--- MATERIAL ---

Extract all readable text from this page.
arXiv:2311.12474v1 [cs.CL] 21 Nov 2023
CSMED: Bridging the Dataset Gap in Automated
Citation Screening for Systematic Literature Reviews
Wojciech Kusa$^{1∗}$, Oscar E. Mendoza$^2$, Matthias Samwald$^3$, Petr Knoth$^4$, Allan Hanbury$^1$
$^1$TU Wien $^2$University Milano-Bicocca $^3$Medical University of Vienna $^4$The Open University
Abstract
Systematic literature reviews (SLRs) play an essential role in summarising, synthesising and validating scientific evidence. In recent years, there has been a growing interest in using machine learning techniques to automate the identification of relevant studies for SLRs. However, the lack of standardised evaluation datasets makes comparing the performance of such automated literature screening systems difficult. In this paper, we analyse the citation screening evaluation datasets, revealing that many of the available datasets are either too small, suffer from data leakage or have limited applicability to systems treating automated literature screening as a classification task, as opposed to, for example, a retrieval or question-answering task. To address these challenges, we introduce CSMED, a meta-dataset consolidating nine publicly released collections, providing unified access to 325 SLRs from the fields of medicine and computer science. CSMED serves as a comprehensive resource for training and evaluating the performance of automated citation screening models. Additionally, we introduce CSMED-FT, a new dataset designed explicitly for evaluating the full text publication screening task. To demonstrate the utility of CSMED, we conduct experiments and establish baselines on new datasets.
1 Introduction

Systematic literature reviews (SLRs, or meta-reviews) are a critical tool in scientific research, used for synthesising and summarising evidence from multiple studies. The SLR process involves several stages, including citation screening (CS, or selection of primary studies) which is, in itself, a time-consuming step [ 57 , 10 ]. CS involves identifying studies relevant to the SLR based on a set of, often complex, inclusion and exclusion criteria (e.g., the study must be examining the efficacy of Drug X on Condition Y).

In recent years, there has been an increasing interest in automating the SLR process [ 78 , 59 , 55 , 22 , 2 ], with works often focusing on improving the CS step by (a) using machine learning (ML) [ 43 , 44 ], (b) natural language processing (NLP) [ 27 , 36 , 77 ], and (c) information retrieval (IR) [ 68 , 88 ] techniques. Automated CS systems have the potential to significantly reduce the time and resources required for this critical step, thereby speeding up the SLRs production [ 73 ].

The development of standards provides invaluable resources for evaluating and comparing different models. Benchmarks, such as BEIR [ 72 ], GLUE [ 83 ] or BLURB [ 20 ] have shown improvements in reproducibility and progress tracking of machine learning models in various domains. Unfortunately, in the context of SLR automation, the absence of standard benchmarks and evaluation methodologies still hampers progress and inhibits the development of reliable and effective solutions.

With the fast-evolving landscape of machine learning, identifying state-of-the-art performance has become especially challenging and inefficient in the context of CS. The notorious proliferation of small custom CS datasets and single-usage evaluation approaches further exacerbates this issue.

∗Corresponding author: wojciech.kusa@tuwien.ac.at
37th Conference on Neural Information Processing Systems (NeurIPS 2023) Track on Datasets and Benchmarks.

---

# PROBLEM DETAILS:
Check each line above for the word "Benchmarks", and copy the lines where it appears.

# RIGHT ANSWER:
The development of standards provides invaluable resources for evaluating and comparing different models. Benchmarks, such as BEIR [ 72 ], GLUE [ 83 ] or BLURB [ 20 ] have shown improvements in reproducibility and progress tracking of machine learning models in various domains. Unfortunately, in the context of SLR automation, the absence of standard benchmarks and evaluation methodologies still hampers progress and inhibits the development of reliable and effective solutions.
37th Conference on Neural Information Processing Systems (NeurIPS 2023) Track on Datasets and Benchmarks.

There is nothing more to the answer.